**Dataset entries:**
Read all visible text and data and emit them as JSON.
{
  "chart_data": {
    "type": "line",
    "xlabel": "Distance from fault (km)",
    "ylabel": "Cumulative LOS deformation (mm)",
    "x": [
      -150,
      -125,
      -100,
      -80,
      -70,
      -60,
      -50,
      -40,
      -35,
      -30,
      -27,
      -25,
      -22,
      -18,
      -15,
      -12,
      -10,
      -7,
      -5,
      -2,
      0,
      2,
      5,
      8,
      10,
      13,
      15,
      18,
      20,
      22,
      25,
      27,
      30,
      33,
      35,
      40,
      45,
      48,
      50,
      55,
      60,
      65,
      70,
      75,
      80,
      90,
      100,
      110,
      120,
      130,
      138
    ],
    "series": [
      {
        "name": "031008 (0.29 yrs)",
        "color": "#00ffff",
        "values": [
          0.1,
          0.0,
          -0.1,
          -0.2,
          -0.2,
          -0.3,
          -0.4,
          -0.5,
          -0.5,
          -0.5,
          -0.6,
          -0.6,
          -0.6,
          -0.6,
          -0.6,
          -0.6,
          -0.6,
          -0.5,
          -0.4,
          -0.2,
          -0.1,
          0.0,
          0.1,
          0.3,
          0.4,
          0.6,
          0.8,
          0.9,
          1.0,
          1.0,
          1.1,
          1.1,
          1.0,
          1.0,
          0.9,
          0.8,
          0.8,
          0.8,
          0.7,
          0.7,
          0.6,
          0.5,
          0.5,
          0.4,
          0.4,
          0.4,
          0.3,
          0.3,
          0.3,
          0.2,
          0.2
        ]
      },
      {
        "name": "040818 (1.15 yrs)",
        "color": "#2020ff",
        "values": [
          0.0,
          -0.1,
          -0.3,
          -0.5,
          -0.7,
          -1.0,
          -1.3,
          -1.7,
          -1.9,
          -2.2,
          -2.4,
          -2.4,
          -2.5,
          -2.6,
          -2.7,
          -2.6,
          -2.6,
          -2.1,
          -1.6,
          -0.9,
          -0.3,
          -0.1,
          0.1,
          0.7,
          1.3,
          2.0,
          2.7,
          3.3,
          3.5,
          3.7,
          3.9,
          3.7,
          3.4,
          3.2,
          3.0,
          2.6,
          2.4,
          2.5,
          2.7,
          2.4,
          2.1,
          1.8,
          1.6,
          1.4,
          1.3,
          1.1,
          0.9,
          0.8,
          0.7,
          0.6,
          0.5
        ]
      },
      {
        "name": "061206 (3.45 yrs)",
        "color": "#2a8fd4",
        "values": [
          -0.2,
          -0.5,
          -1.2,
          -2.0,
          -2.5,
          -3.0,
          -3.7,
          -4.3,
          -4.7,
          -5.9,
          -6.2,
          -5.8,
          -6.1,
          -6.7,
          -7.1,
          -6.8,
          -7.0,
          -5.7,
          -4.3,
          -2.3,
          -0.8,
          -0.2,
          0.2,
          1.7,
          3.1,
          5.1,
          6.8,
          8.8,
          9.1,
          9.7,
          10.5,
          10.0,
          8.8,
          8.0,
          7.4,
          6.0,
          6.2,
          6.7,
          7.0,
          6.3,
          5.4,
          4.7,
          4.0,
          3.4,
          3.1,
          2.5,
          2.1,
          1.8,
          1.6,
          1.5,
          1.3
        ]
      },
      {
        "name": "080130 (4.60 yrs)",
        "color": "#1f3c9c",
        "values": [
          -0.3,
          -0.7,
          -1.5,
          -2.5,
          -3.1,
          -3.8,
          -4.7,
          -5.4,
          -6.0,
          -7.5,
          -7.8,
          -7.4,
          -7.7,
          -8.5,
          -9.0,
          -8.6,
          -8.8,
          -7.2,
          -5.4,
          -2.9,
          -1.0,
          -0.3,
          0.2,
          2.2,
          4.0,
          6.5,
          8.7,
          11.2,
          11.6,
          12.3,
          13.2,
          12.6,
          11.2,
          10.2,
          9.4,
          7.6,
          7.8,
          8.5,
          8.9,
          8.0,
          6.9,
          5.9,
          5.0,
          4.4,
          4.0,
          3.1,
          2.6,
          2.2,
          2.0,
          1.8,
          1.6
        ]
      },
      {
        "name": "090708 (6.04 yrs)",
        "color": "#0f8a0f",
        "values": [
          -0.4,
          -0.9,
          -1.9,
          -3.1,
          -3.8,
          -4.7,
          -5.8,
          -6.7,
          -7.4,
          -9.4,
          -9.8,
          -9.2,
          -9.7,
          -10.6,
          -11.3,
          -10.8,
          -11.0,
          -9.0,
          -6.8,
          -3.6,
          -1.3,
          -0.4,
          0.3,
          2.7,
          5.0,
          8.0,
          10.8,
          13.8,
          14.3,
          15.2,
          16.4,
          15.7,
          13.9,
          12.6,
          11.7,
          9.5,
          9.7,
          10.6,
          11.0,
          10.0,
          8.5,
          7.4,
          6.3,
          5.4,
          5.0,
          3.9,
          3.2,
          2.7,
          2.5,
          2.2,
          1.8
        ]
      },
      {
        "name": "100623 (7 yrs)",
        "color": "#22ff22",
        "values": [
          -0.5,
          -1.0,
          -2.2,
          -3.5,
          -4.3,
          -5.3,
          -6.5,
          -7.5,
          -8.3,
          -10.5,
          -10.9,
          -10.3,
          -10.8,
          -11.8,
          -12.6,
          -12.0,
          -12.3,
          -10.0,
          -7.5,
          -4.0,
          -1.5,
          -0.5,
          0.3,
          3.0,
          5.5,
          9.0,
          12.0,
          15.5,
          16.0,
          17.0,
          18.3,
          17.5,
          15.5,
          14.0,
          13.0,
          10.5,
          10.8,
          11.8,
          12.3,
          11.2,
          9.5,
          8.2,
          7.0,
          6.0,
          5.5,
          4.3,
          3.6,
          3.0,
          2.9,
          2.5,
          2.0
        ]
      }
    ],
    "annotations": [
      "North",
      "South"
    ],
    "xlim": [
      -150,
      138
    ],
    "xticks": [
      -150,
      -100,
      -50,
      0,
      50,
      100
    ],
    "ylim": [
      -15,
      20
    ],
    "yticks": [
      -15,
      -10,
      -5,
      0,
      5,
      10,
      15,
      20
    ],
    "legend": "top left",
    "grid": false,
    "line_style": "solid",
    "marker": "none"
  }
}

**What needs to be done:**
Print the listing above in its entirety, with every line exact.

**Task result:**
Read all visible text and data and emit them as JSON.
{
  "chart_data": {
    "type": "line",
    "xlabel": "Distance from fault (km)",
    "ylabel": "Cumulative LOS deformation (mm)",
    "x": [
      -150,
      -125,
      -100,
      -80,
      -70,
      -60,
      -50,
      -40,
      -35,
      -30,
      -27,
      -25,
      -22,
      -18,
      -15,
      -12,
      -10,
      -7,
      -5,
      -2,
      0,
      2,
      5,
      8,
      10,
      13,
      15,
      18,
      20,
      22,
      25,
      27,
      30,
      33,
      35,
      40,
      45,
      48,
      50,
      55,
      60,
      65,
      70,
      75,
      80,
      90,
      100,
      110,
      120,
      130,
      138
    ],
    "series": [
      {
        "name": "031008 (0.29 yrs)",
        "color": "#00ffff",
        "values": [
          0.1,
          0.0,
          -0.1,
          -0.2,
          -0.2,
          -0.3,
          -0.4,
          -0.5,
          -0.5,
          -0.5,
          -0.6,
          -0.6,
          -0.6,
          -0.6,
          -0.6,
          -0.6,
          -0.6,
          -0.5,
          -0.4,
          -0.2,
          -0.1,
          0.0,
          0.1,
          0.3,
          0.4,
          0.6,
          0.8,
          0.9,
          1.0,
          1.0,
          1.1,
          1.1,
          1.0,
          1.0,
          0.9,
          0.8,
          0.8,
          0.8,
          0.7,
          0.7,
          0.6,
          0.5,
          0.5,
          0.4,
          0.4,
          0.4,
          0.3,
          0.3,
          0.3,
          0.2,
          0.2
        ]
      },
      {
        "name": "040818 (1.15 yrs)",
        "color": "#2020ff",
        "values": [
          0.0,
          -0.1,
          -0.3,
          -0.5,
          -0.7,
          -1.0,
          -1.3,
          -1.7,
          -1.9,
          -2.2,
          -2.4,
          -2.4,
          -2.5,
          -2.6,
          -2.7,
          -2.6,
          -2.6,
          -2.1,
          -1.6,
          -0.9,
          -0.3,
          -0.1,
          0.1,
          0.7,
          1.3,
          2.0,
          2.7,
          3.3,
          3.5,
          3.7,
          3.9,
          3.7,
          3.4,
          3.2,
          3.0,
          2.6,
          2.4,
          2.5,
          2.7,
          2.4,
          2.1,
          1.8,
          1.6,
          1.4,
          1.3,
          1.1,
          0.9,
          0.8,
          0.7,
          0.6,
          0.5
        ]
      },
      {
        "name": "061206 (3.45 yrs)",
        "color": "#2a8fd4",
        "values": [
          -0.2,
          -0.5,
          -1.2,
          -2.0,
          -2.5,
          -3.0,
          -3.7,
          -4.3,
          -4.7,
          -5.9,
          -6.2,
          -5.8,
          -6.1,
          -6.7,
          -7.1,
          -6.8,
          -7.0,
          -5.7,
          -4.3,
          -2.3,
          -0.8,
          -0.2,
          0.2,
          1.7,
          3.1,
          5.1,
          6.8,
          8.8,
          9.1,
          9.7,
          10.5,
          10.0,
          8.8,
          8.0,
          7.4,
          6.0,
          6.2,
          6.7,
          7.0,
          6.3,
          5.4,
          4.7,
          4.0,
          3.4,
          3.1,
          2.5,
          2.1,
          1.8,
          1.6,
          1.5,
          1.3
        ]
      },
      {
        "name": "080130 (4.60 yrs)",
        "color": "#1f3c9c",
        "values": [
          -0.3,
          -0.7,
          -1.5,
          -2.5,
          -3.1,
          -3.8,
          -4.7,
          -5.4,
          -6.0,
          -7.5,
          -7.8,
          -7.4,
          -7.7,
          -8.5,
          -9.0,
          -8.6,
          -8.8,
          -7.2,
          -5.4,
          -2.9,
          -1.0,
          -0.3,
          0.2,
          2.2,
          4.0,
          6.5,
          8.7,
          11.2,
          11.6,
          12.3,
          13.2,
          12.6,
          11.2,
          10.2,
          9.4,
          7.6,
          7.8,
          8.5,
          8.9,
          8.0,
          6.9,
          5.9,
          5.0,
          4.4,
          4.0,
          3.1,
          2.6,
          2.2,
          2.0,
          1.8,
          1.6
        ]
      },
      {
        "name": "090708 (6.04 yrs)",
        "color": "#0f8a0f",
        "values": [
          -0.4,
          -0.9,
          -1.9,
          -3.1,
          -3.8,
          -4.7,
          -5.8,
          -6.7,
          -7.4,
          -9.4,
          -9.8,
          -9.2,
          -9.7,
          -10.6,
          -11.3,
          -10.8,
          -11.0,
          -9.0,
          -6.8,
          -3.6,
          -1.3,
          -0.4,
          0.3,
          2.7,
          5.0,
          8.0,
          10.8,
          13.8,
          14.3,
          15.2,
          16.4,
          15.7,
          13.9,
          12.6,
          11.7,
          9.5,
          9.7,
          10.6,
          11.0,
          10.0,
          8.5,
          7.4,
          6.3,
          5.4,
          5.0,
          3.9,
          3.2,
          2.7,
          2.5,
          2.2,
          1.8
        ]
      },
      {
        "name": "100623 (7 yrs)",
        "color": "#22ff22",
        "values": [
          -0.5,
          -1.0,
          -2.2,
          -3.5,
          -4.3,
          -5.3,
          -6.5,
          -7.5,
          -8.3,
          -10.5,
          -10.9,
          -10.3,
          -10.8,
          -11.8,
          -12.6,
          -12.0,
          -12.3,
          -10.0,
          -7.5,
          -4.0,
          -1.5,
          -0.5,
          0.3,
          3.0,
          5.5,
          9.0,
          12.0,
          15.5,
          16.0,
          17.0,
          18.3,
          17.5,
          15.5,
          14.0,
          13.0,
          10.5,
          10.8,
          11.8,
          12.3,
          11.2,
          9.5,
          8.2,
          7.0,
          6.0,
          5.5,
          4.3,
          3.6,
          3.0,
          2.9,
          2.5,
          2.0
        ]
      }
    ],
    "annotations": [
      "North",
      "South"
    ],
    "xlim": [
      -150,
      138
    ],
    "xticks": [
      -150,
      -100,
      -50,
      0,
      50,
      100
    ],
    "ylim": [
      -15,
      20
    ],
    "yticks": [
      -15,
      -10,
      -5,
      0,
      5,
      10,
      15,
      20
    ],
    "legend": "top left",
    "grid": false,
    "line_style": "solid",
    "marker": "none"
  }
}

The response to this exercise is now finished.